• Data excerpts:
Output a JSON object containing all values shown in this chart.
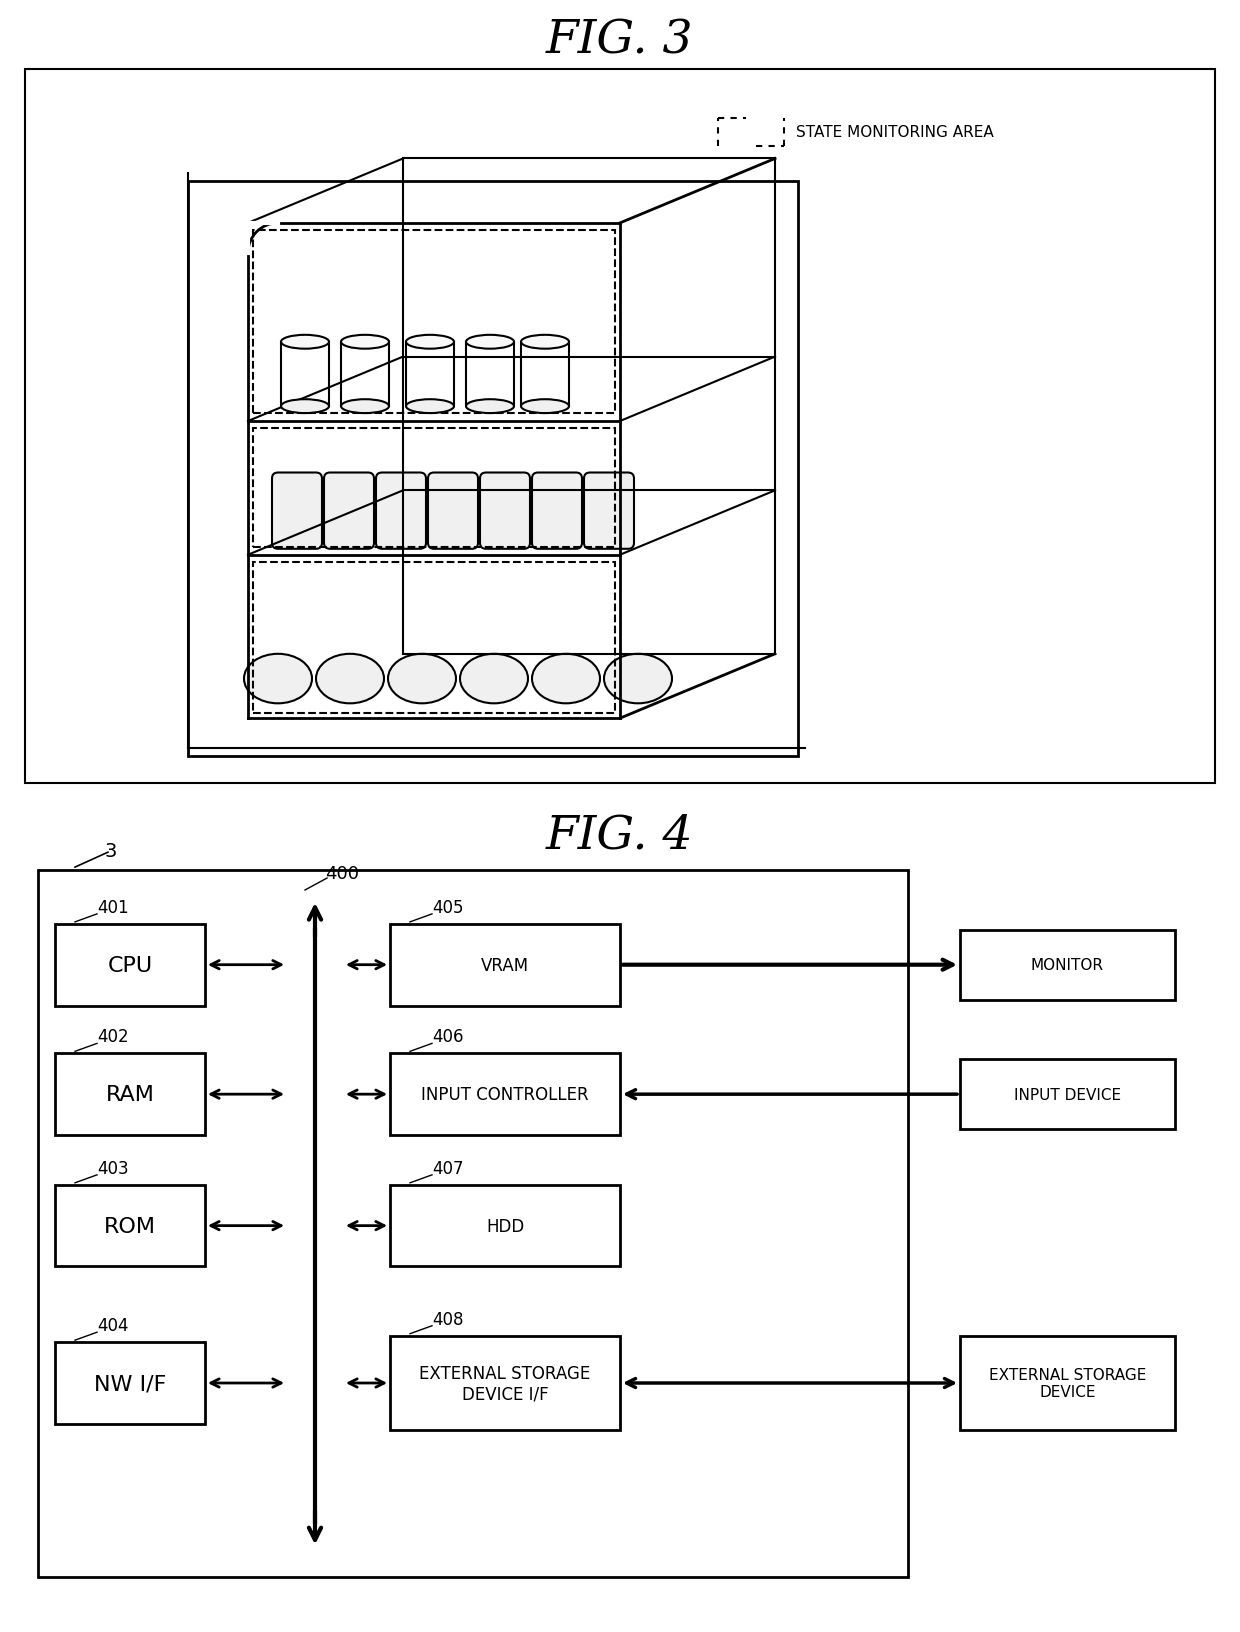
{
  "fig3_title": "FIG. 3",
  "fig4_title": "FIG. 4",
  "bg": "#ffffff",
  "lc": "#000000",
  "fig3_legend": "STATE MONITORING AREA",
  "fig4_sys_label": "3",
  "bus_label": "400",
  "left_boxes": [
    {
      "label": "CPU",
      "num": "401"
    },
    {
      "label": "RAM",
      "num": "402"
    },
    {
      "label": "ROM",
      "num": "403"
    },
    {
      "label": "NW I/F",
      "num": "404"
    }
  ],
  "right_boxes": [
    {
      "label": "VRAM",
      "num": "405",
      "ext": "MONITOR",
      "ext_arrow": "right"
    },
    {
      "label": "INPUT CONTROLLER",
      "num": "406",
      "ext": "INPUT DEVICE",
      "ext_arrow": "left"
    },
    {
      "label": "HDD",
      "num": "407",
      "ext": null,
      "ext_arrow": null
    },
    {
      "label": "EXTERNAL STORAGE\nDEVICE I/F",
      "num": "408",
      "ext": "EXTERNAL STORAGE\nDEVICE",
      "ext_arrow": "both"
    }
  ]
}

• What is expected:
How many lines in the listing above contain the string "INPUT"? Answer with the number only.

• Written answer:
2